Request
Copy out the listing that follows, exactly, without its pictures.

Data section
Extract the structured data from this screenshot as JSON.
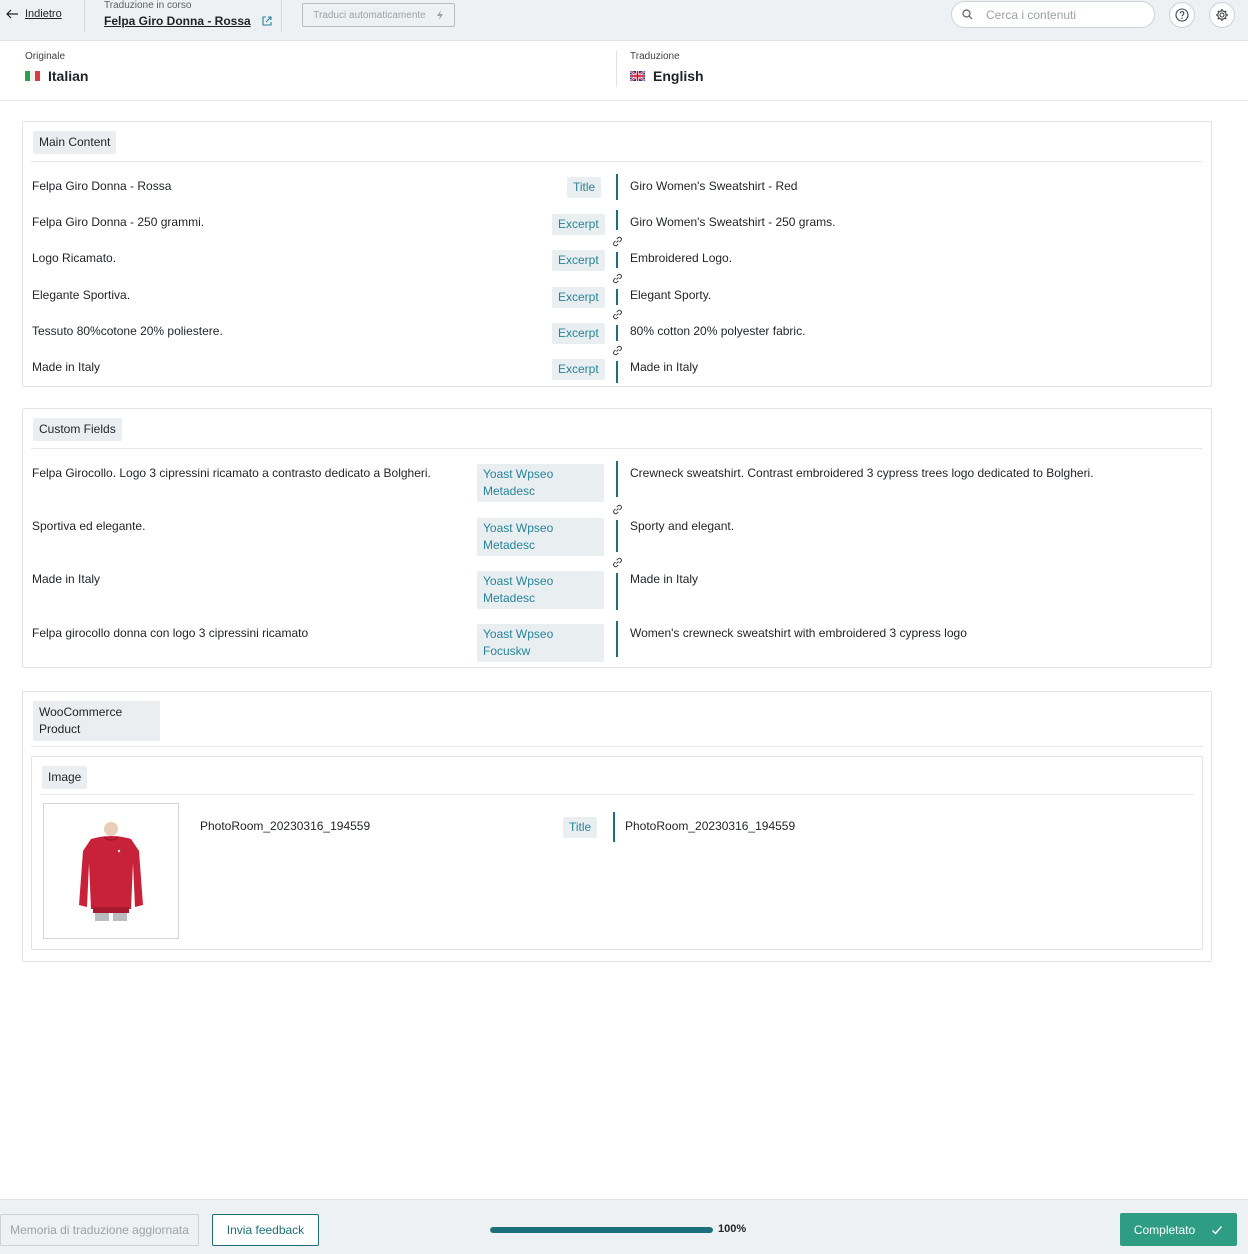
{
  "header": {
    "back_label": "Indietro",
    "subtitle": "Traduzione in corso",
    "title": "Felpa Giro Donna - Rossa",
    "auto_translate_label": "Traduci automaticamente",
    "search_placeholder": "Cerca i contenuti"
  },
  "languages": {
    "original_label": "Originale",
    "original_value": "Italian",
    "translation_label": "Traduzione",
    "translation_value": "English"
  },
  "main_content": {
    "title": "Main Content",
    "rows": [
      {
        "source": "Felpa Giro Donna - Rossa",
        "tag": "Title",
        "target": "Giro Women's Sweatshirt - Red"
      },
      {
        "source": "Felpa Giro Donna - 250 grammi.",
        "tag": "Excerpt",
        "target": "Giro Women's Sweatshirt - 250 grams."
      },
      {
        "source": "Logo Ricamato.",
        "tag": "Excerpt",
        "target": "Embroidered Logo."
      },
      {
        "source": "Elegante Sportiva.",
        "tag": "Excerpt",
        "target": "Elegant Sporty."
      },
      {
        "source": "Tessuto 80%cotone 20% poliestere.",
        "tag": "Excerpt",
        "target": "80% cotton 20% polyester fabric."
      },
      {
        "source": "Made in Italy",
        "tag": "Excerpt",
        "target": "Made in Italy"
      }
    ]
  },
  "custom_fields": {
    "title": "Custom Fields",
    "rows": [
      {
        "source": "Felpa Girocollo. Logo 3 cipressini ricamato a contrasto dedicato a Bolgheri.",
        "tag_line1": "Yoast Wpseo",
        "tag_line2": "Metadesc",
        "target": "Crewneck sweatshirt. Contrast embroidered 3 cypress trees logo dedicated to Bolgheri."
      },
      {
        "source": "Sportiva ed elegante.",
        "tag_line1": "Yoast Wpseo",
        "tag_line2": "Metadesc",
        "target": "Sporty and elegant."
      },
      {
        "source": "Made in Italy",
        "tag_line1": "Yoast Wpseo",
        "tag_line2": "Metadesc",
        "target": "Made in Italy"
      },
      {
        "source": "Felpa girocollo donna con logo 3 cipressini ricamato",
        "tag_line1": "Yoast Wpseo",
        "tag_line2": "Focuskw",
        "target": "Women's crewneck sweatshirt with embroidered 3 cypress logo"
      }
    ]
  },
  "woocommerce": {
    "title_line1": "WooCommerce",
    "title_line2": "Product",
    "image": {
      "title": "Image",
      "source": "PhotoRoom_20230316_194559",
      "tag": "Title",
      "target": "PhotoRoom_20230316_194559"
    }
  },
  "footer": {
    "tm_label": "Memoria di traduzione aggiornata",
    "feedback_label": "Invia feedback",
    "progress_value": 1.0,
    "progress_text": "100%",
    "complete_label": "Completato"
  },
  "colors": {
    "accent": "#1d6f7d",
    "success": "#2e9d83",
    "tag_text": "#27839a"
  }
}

The solution
Extract the structured data from this screenshot as JSON.
{
  "header": {
    "back_label": "Indietro",
    "subtitle": "Traduzione in corso",
    "title": "Felpa Giro Donna - Rossa",
    "auto_translate_label": "Traduci automaticamente",
    "search_placeholder": "Cerca i contenuti"
  },
  "languages": {
    "original_label": "Originale",
    "original_value": "Italian",
    "translation_label": "Traduzione",
    "translation_value": "English"
  },
  "main_content": {
    "title": "Main Content",
    "rows": [
      {
        "source": "Felpa Giro Donna - Rossa",
        "tag": "Title",
        "target": "Giro Women's Sweatshirt - Red"
      },
      {
        "source": "Felpa Giro Donna - 250 grammi.",
        "tag": "Excerpt",
        "target": "Giro Women's Sweatshirt - 250 grams."
      },
      {
        "source": "Logo Ricamato.",
        "tag": "Excerpt",
        "target": "Embroidered Logo."
      },
      {
        "source": "Elegante Sportiva.",
        "tag": "Excerpt",
        "target": "Elegant Sporty."
      },
      {
        "source": "Tessuto 80%cotone 20% poliestere.",
        "tag": "Excerpt",
        "target": "80% cotton 20% polyester fabric."
      },
      {
        "source": "Made in Italy",
        "tag": "Excerpt",
        "target": "Made in Italy"
      }
    ]
  },
  "custom_fields": {
    "title": "Custom Fields",
    "rows": [
      {
        "source": "Felpa Girocollo. Logo 3 cipressini ricamato a contrasto dedicato a Bolgheri.",
        "tag_line1": "Yoast Wpseo",
        "tag_line2": "Metadesc",
        "target": "Crewneck sweatshirt. Contrast embroidered 3 cypress trees logo dedicated to Bolgheri."
      },
      {
        "source": "Sportiva ed elegante.",
        "tag_line1": "Yoast Wpseo",
        "tag_line2": "Metadesc",
        "target": "Sporty and elegant."
      },
      {
        "source": "Made in Italy",
        "tag_line1": "Yoast Wpseo",
        "tag_line2": "Metadesc",
        "target": "Made in Italy"
      },
      {
        "source": "Felpa girocollo donna con logo 3 cipressini ricamato",
        "tag_line1": "Yoast Wpseo",
        "tag_line2": "Focuskw",
        "target": "Women's crewneck sweatshirt with embroidered 3 cypress logo"
      }
    ]
  },
  "woocommerce": {
    "title_line1": "WooCommerce",
    "title_line2": "Product",
    "image": {
      "title": "Image",
      "source": "PhotoRoom_20230316_194559",
      "tag": "Title",
      "target": "PhotoRoom_20230316_194559"
    }
  },
  "footer": {
    "tm_label": "Memoria di traduzione aggiornata",
    "feedback_label": "Invia feedback",
    "progress_value": 1.0,
    "progress_text": "100%",
    "complete_label": "Completato"
  },
  "colors": {
    "accent": "#1d6f7d",
    "success": "#2e9d83",
    "tag_text": "#27839a"
  }
}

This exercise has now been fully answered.